Return the complete listing that follows, with each line reproduced exactly.

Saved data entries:
%%
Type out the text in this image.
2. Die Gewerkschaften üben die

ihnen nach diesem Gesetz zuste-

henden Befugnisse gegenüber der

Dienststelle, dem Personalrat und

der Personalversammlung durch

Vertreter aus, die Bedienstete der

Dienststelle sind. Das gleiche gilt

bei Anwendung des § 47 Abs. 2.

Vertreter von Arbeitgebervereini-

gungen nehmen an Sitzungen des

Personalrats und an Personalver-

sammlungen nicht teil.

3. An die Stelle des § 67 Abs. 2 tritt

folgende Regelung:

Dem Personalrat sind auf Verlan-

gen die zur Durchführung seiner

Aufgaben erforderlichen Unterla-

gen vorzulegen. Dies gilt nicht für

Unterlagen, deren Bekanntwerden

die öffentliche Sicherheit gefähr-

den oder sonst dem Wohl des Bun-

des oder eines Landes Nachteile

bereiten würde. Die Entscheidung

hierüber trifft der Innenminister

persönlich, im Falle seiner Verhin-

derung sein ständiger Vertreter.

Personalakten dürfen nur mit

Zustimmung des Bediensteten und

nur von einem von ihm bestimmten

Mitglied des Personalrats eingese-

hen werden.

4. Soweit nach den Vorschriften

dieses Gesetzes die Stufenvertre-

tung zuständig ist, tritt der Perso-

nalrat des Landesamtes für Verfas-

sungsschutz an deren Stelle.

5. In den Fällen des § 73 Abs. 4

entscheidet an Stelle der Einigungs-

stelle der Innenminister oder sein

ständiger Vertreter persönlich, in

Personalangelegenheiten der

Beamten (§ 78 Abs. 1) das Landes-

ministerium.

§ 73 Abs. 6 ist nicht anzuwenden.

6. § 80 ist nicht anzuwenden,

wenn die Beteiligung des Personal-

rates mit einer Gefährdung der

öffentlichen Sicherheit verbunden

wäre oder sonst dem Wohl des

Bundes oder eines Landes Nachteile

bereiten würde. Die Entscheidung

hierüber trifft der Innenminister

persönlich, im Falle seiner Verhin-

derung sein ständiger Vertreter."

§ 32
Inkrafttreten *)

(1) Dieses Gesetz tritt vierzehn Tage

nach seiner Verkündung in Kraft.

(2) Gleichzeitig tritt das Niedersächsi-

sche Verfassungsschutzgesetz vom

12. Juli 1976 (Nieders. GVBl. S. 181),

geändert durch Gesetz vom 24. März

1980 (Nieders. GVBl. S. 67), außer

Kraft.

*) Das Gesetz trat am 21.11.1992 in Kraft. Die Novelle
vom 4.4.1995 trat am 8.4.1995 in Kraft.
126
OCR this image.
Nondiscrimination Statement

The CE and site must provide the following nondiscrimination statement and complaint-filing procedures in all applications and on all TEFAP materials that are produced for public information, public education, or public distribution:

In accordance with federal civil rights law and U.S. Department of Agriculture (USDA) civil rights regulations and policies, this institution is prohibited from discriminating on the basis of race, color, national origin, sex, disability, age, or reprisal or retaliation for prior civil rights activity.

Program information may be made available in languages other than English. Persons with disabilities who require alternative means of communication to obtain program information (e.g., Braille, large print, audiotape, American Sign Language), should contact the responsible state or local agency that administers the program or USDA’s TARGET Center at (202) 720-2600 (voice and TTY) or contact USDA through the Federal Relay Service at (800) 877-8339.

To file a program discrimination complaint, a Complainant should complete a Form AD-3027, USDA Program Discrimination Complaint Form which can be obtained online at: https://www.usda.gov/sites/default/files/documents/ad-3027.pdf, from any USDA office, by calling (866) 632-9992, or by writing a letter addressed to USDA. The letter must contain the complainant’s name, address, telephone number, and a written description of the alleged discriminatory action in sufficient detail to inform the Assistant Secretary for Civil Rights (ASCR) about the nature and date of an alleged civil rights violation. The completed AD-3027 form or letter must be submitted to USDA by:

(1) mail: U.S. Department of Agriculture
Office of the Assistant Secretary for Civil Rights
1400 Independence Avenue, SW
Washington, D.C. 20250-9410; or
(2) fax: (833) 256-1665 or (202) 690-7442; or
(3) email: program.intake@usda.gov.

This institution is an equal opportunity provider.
%%
■ **Complete response**
Type out the text in this image.
2. Die Gewerkschaften üben die

ihnen nach diesem Gesetz zuste-

henden Befugnisse gegenüber der

Dienststelle, dem Personalrat und

der Personalversammlung durch

Vertreter aus, die Bedienstete der

Dienststelle sind. Das gleiche gilt

bei Anwendung des § 47 Abs. 2.

Vertreter von Arbeitgebervereini-

gungen nehmen an Sitzungen des

Personalrats und an Personalver-

sammlungen nicht teil.

3. An die Stelle des § 67 Abs. 2 tritt

folgende Regelung:

Dem Personalrat sind auf Verlan-

gen die zur Durchführung seiner

Aufgaben erforderlichen Unterla-

gen vorzulegen. Dies gilt nicht für

Unterlagen, deren Bekanntwerden

die öffentliche Sicherheit gefähr-

den oder sonst dem Wohl des Bun-

des oder eines Landes Nachteile

bereiten würde. Die Entscheidung

hierüber trifft der Innenminister

persönlich, im Falle seiner Verhin-

derung sein ständiger Vertreter.

Personalakten dürfen nur mit

Zustimmung des Bediensteten und

nur von einem von ihm bestimmten

Mitglied des Personalrats eingese-

hen werden.

4. Soweit nach den Vorschriften

dieses Gesetzes die Stufenvertre-

tung zuständig ist, tritt der Perso-

nalrat des Landesamtes für Verfas-

sungsschutz an deren Stelle.

5. In den Fällen des § 73 Abs. 4

entscheidet an Stelle der Einigungs-

stelle der Innenminister oder sein

ständiger Vertreter persönlich, in

Personalangelegenheiten der

Beamten (§ 78 Abs. 1) das Landes-

ministerium.

§ 73 Abs. 6 ist nicht anzuwenden.

6. § 80 ist nicht anzuwenden,

wenn die Beteiligung des Personal-

rates mit einer Gefährdung der

öffentlichen Sicherheit verbunden

wäre oder sonst dem Wohl des

Bundes oder eines Landes Nachteile

bereiten würde. Die Entscheidung

hierüber trifft der Innenminister

persönlich, im Falle seiner Verhin-

derung sein ständiger Vertreter."

§ 32
Inkrafttreten *)

(1) Dieses Gesetz tritt vierzehn Tage

nach seiner Verkündung in Kraft.

(2) Gleichzeitig tritt das Niedersächsi-

sche Verfassungsschutzgesetz vom

12. Juli 1976 (Nieders. GVBl. S. 181),

geändert durch Gesetz vom 24. März

1980 (Nieders. GVBl. S. 67), außer

Kraft.

*) Das Gesetz trat am 21.11.1992 in Kraft. Die Novelle
vom 4.4.1995 trat am 8.4.1995 in Kraft.
126
OCR this image.
Nondiscrimination Statement

The CE and site must provide the following nondiscrimination statement and complaint-filing procedures in all applications and on all TEFAP materials that are produced for public information, public education, or public distribution:

In accordance with federal civil rights law and U.S. Department of Agriculture (USDA) civil rights regulations and policies, this institution is prohibited from discriminating on the basis of race, color, national origin, sex, disability, age, or reprisal or retaliation for prior civil rights activity.

Program information may be made available in languages other than English. Persons with disabilities who require alternative means of communication to obtain program information (e.g., Braille, large print, audiotape, American Sign Language), should contact the responsible state or local agency that administers the program or USDA’s TARGET Center at (202) 720-2600 (voice and TTY) or contact USDA through the Federal Relay Service at (800) 877-8339.

To file a program discrimination complaint, a Complainant should complete a Form AD-3027, USDA Program Discrimination Complaint Form which can be obtained online at: https://www.usda.gov/sites/default/files/documents/ad-3027.pdf, from any USDA office, by calling (866) 632-9992, or by writing a letter addressed to USDA. The letter must contain the complainant’s name, address, telephone number, and a written description of the alleged discriminatory action in sufficient detail to inform the Assistant Secretary for Civil Rights (ASCR) about the nature and date of an alleged civil rights violation. The completed AD-3027 form or letter must be submitted to USDA by:

(1) mail: U.S. Department of Agriculture
Office of the Assistant Secretary for Civil Rights
1400 Independence Avenue, SW
Washington, D.C. 20250-9410; or
(2) fax: (833) 256-1665 or (202) 690-7442; or
(3) email: program.intake@usda.gov.

This institution is an equal opportunity provider.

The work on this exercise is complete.